* OBJECTIVE:
Write out every record below exactly as it appears.
════════════════════
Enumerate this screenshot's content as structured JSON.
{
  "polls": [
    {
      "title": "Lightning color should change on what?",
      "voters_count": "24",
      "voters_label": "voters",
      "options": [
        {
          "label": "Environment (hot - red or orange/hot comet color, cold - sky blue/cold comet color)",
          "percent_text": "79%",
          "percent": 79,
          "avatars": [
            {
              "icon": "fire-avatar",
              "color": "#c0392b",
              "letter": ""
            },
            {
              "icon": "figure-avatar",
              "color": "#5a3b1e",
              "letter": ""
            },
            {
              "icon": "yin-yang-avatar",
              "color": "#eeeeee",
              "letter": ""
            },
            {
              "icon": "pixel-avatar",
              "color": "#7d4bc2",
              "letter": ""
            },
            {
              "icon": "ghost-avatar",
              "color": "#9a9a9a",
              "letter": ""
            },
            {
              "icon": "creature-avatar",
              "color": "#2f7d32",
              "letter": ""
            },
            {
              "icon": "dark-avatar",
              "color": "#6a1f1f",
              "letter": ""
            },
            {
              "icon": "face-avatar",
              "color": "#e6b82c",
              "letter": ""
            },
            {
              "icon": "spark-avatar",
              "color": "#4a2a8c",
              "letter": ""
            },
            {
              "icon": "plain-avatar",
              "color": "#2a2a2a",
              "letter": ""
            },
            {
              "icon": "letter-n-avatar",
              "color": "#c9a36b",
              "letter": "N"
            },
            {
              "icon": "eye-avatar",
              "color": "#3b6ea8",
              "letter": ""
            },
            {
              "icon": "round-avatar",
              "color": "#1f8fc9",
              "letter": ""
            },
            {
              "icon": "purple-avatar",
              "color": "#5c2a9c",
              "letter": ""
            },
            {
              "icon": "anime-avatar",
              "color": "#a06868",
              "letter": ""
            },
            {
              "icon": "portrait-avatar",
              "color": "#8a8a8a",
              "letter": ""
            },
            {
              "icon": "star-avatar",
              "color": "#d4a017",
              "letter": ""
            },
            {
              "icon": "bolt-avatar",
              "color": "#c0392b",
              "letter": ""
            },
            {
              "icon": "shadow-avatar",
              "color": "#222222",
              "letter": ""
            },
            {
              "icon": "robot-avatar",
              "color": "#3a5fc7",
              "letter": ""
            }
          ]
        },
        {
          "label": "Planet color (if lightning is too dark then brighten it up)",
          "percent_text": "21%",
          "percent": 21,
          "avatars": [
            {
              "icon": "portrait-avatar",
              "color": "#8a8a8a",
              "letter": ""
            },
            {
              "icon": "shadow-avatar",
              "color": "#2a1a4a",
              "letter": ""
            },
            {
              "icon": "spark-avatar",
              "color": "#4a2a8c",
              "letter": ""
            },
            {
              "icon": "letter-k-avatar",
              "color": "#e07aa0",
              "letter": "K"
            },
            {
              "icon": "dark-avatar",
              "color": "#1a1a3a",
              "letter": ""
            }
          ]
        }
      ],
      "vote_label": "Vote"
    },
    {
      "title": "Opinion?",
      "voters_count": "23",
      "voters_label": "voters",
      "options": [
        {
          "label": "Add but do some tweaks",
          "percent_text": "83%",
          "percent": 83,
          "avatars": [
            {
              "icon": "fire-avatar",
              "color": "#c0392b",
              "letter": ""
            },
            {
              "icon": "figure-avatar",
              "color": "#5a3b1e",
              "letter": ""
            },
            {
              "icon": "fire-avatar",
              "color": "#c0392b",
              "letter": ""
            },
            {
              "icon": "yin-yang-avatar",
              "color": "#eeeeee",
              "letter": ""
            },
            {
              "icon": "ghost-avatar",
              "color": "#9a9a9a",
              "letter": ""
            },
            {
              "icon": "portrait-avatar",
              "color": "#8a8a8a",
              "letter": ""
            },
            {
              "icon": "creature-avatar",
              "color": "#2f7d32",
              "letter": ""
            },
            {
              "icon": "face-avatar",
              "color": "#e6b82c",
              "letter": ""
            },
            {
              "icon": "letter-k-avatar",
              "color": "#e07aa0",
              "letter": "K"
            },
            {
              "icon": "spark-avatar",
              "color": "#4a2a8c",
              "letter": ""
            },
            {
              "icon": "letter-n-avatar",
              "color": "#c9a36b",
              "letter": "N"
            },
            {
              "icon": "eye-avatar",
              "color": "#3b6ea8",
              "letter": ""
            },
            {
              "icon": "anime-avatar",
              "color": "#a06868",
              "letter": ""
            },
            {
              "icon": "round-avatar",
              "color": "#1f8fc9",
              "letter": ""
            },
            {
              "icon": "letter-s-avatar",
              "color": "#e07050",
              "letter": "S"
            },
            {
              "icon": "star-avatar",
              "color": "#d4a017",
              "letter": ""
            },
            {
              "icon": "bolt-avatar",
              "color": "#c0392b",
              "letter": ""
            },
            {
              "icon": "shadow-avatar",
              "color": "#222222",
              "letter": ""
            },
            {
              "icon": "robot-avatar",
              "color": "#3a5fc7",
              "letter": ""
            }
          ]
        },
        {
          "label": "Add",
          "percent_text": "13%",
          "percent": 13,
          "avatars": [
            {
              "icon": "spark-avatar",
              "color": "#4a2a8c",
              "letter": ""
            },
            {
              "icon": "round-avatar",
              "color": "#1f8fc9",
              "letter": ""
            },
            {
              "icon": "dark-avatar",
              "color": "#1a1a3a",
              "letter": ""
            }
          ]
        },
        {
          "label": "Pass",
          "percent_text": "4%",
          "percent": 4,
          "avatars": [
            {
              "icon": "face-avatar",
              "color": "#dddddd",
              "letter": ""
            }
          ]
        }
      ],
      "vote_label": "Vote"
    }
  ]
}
════════════════════
* COMPLETED EXERCISE:
Enumerate this screenshot's content as structured JSON.
{
  "polls": [
    {
      "title": "Lightning color should change on what?",
      "voters_count": "24",
      "voters_label": "voters",
      "options": [
        {
          "label": "Environment (hot - red or orange/hot comet color, cold - sky blue/cold comet color)",
          "percent_text": "79%",
          "percent": 79,
          "avatars": [
            {
              "icon": "fire-avatar",
              "color": "#c0392b",
              "letter": ""
            },
            {
              "icon": "figure-avatar",
              "color": "#5a3b1e",
              "letter": ""
            },
            {
              "icon": "yin-yang-avatar",
              "color": "#eeeeee",
              "letter": ""
            },
            {
              "icon": "pixel-avatar",
              "color": "#7d4bc2",
              "letter": ""
            },
            {
              "icon": "ghost-avatar",
              "color": "#9a9a9a",
              "letter": ""
            },
            {
              "icon": "creature-avatar",
              "color": "#2f7d32",
              "letter": ""
            },
            {
              "icon": "dark-avatar",
              "color": "#6a1f1f",
              "letter": ""
            },
            {
              "icon": "face-avatar",
              "color": "#e6b82c",
              "letter": ""
            },
            {
              "icon": "spark-avatar",
              "color": "#4a2a8c",
              "letter": ""
            },
            {
              "icon": "plain-avatar",
              "color": "#2a2a2a",
              "letter": ""
            },
            {
              "icon": "letter-n-avatar",
              "color": "#c9a36b",
              "letter": "N"
            },
            {
              "icon": "eye-avatar",
              "color": "#3b6ea8",
              "letter": ""
            },
            {
              "icon": "round-avatar",
              "color": "#1f8fc9",
              "letter": ""
            },
            {
              "icon": "purple-avatar",
              "color": "#5c2a9c",
              "letter": ""
            },
            {
              "icon": "anime-avatar",
              "color": "#a06868",
              "letter": ""
            },
            {
              "icon": "portrait-avatar",
              "color": "#8a8a8a",
              "letter": ""
            },
            {
              "icon": "star-avatar",
              "color": "#d4a017",
              "letter": ""
            },
            {
              "icon": "bolt-avatar",
              "color": "#c0392b",
              "letter": ""
            },
            {
              "icon": "shadow-avatar",
              "color": "#222222",
              "letter": ""
            },
            {
              "icon": "robot-avatar",
              "color": "#3a5fc7",
              "letter": ""
            }
          ]
        },
        {
          "label": "Planet color (if lightning is too dark then brighten it up)",
          "percent_text": "21%",
          "percent": 21,
          "avatars": [
            {
              "icon": "portrait-avatar",
              "color": "#8a8a8a",
              "letter": ""
            },
            {
              "icon": "shadow-avatar",
              "color": "#2a1a4a",
              "letter": ""
            },
            {
              "icon": "spark-avatar",
              "color": "#4a2a8c",
              "letter": ""
            },
            {
              "icon": "letter-k-avatar",
              "color": "#e07aa0",
              "letter": "K"
            },
            {
              "icon": "dark-avatar",
              "color": "#1a1a3a",
              "letter": ""
            }
          ]
        }
      ],
      "vote_label": "Vote"
    },
    {
      "title": "Opinion?",
      "voters_count": "23",
      "voters_label": "voters",
      "options": [
        {
          "label": "Add but do some tweaks",
          "percent_text": "83%",
          "percent": 83,
          "avatars": [
            {
              "icon": "fire-avatar",
              "color": "#c0392b",
              "letter": ""
            },
            {
              "icon": "figure-avatar",
              "color": "#5a3b1e",
              "letter": ""
            },
            {
              "icon": "fire-avatar",
              "color": "#c0392b",
              "letter": ""
            },
            {
              "icon": "yin-yang-avatar",
              "color": "#eeeeee",
              "letter": ""
            },
            {
              "icon": "ghost-avatar",
              "color": "#9a9a9a",
              "letter": ""
            },
            {
              "icon": "portrait-avatar",
              "color": "#8a8a8a",
              "letter": ""
            },
            {
              "icon": "creature-avatar",
              "color": "#2f7d32",
              "letter": ""
            },
            {
              "icon": "face-avatar",
              "color": "#e6b82c",
              "letter": ""
            },
            {
              "icon": "letter-k-avatar",
              "color": "#e07aa0",
              "letter": "K"
            },
            {
              "icon": "spark-avatar",
              "color": "#4a2a8c",
              "letter": ""
            },
            {
              "icon": "letter-n-avatar",
              "color": "#c9a36b",
              "letter": "N"
            },
            {
              "icon": "eye-avatar",
              "color": "#3b6ea8",
              "letter": ""
            },
            {
              "icon": "anime-avatar",
              "color": "#a06868",
              "letter": ""
            },
            {
              "icon": "round-avatar",
              "color": "#1f8fc9",
              "letter": ""
            },
            {
              "icon": "letter-s-avatar",
              "color": "#e07050",
              "letter": "S"
            },
            {
              "icon": "star-avatar",
              "color": "#d4a017",
              "letter": ""
            },
            {
              "icon": "bolt-avatar",
              "color": "#c0392b",
              "letter": ""
            },
            {
              "icon": "shadow-avatar",
              "color": "#222222",
              "letter": ""
            },
            {
              "icon": "robot-avatar",
              "color": "#3a5fc7",
              "letter": ""
            }
          ]
        },
        {
          "label": "Add",
          "percent_text": "13%",
          "percent": 13,
          "avatars": [
            {
              "icon": "spark-avatar",
              "color": "#4a2a8c",
              "letter": ""
            },
            {
              "icon": "round-avatar",
              "color": "#1f8fc9",
              "letter": ""
            },
            {
              "icon": "dark-avatar",
              "color": "#1a1a3a",
              "letter": ""
            }
          ]
        },
        {
          "label": "Pass",
          "percent_text": "4%",
          "percent": 4,
          "avatars": [
            {
              "icon": "face-avatar",
              "color": "#dddddd",
              "letter": ""
            }
          ]
        }
      ],
      "vote_label": "Vote"
    }
  ]
}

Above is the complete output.